ASSIGNMENT
A word-for-word copy of the lines below, starting at the line with "What text is on this page?" and ending at the last one, is what you should give. Omit every picture.

(Transcript data for document pages)

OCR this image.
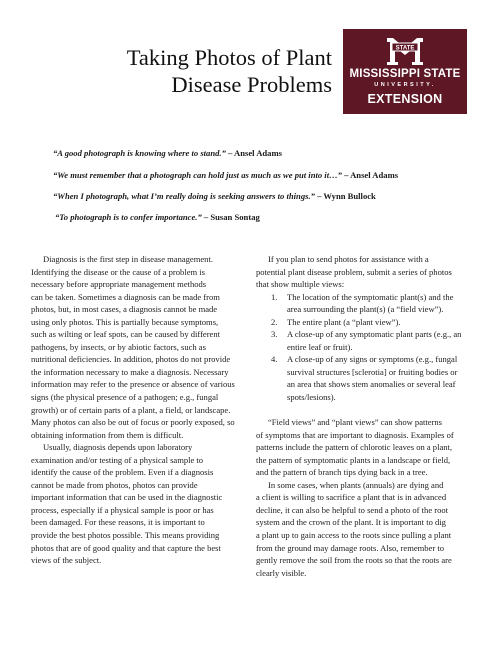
Taking Photos of Plant
Disease Problems
STATE
MISSISSIPPI STATE
UNIVERSITY.
EXTENSION
“A good photograph is knowing where to stand.” – Ansel Adams
“We must remember that a photograph can hold just as much as we put into it…” – Ansel Adams
“When I photograph, what I’m really doing is seeking answers to things.” – Wynn Bullock
“To photograph is to confer importance.” – Susan Sontag

Diagnosis is the first step in disease management.
Identifying the disease or the cause of a problem is
necessary before appropriate management methods
can be taken. Sometimes a diagnosis can be made from
photos, but, in most cases, a diagnosis cannot be made
using only photos. This is partially because symptoms,
such as wilting or leaf spots, can be caused by different
pathogens, by insects, or by abiotic factors, such as
nutritional deficiencies. In addition, photos do not provide
the information necessary to make a diagnosis. Necessary
information may refer to the presence or absence of various
signs (the physical presence of a pathogen; e.g., fungal
growth) or of certain parts of a plant, a field, or landscape.
Many photos can also be out of focus or poorly exposed, so
obtaining information from them is difficult.

Usually, diagnosis depends upon laboratory
examination and/or testing of a physical sample to
identify the cause of the problem. Even if a diagnosis
cannot be made from photos, photos can provide
important information that can be used in the diagnostic
process, especially if a physical sample is poor or has
been damaged. For these reasons, it is important to
provide the best photos possible. This means providing
photos that are of good quality and that capture the best
views of the subject.

If you plan to send photos for assistance with a
potential plant disease problem, submit a series of photos
that show multiple views:

1. The location of the symptomatic plant(s) and the
area surrounding the plant(s) (a “field view”).
2. The entire plant (a “plant view”).
3. A close-up of any symptomatic plant parts (e.g., an
entire leaf or fruit).
4. A close-up of any signs or symptoms (e.g., fungal
survival structures [sclerotia] or fruiting bodies or
an area that shows stem anomalies or several leaf
spots/lesions).

“Field views” and “plant views” can show patterns
of symptoms that are important to diagnosis. Examples of
patterns include the pattern of chlorotic leaves on a plant,
the pattern of symptomatic plants in a landscape or field,
and the pattern of branch tips dying back in a tree.

In some cases, when plants (annuals) are dying and
a client is willing to sacrifice a plant that is in advanced
decline, it can also be helpful to send a photo of the root
system and the crown of the plant. It is important to dig
a plant up to gain access to the roots since pulling a plant
from the ground may damage roots. Also, remember to
gently remove the soil from the roots so that the roots are
clearly visible.
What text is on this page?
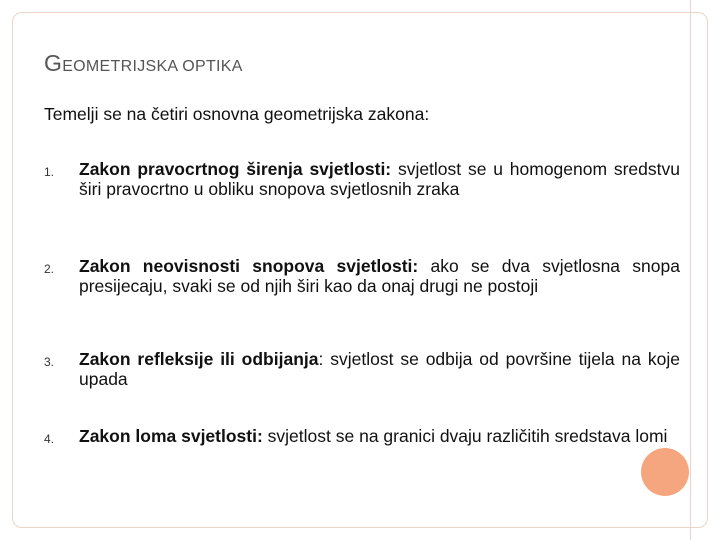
GEOMETRIJSKA OPTIKA
Temelji se na četiri osnovna geometrijska zakona:
1. Zakon pravocrtnog širenja svjetlosti: svjetlost se u homogenom sredstvu širi pravocrtno u obliku snopova svjetlosnih zraka
2. Zakon neovisnosti snopova svjetlosti: ako se dva svjetlosna snopa presijecaju, svaki se od njih širi kao da onaj drugi ne postoji
3. Zakon refleksije ili odbijanja: svjetlost se odbija od površine tijela na koje upada
4. Zakon loma svjetlosti: svjetlost se na granici dvaju različitih sredstava lomi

YOUR SOLUTION
What text is on this page?
GEOMETRIJSKA OPTIKA
Temelji se na četiri osnovna geometrijska zakona:
1. Zakon pravocrtnog širenja svjetlosti: svjetlost se u homogenom sredstvu širi pravocrtno u obliku snopova svjetlosnih zraka
2. Zakon neovisnosti snopova svjetlosti: ako se dva svjetlosna snopa presijecaju, svaki se od njih širi kao da onaj drugi ne postoji
3. Zakon refleksije ili odbijanja: svjetlost se odbija od površine tijela na koje upada
4. Zakon loma svjetlosti: svjetlost se na granici dvaju različitih sredstava lomi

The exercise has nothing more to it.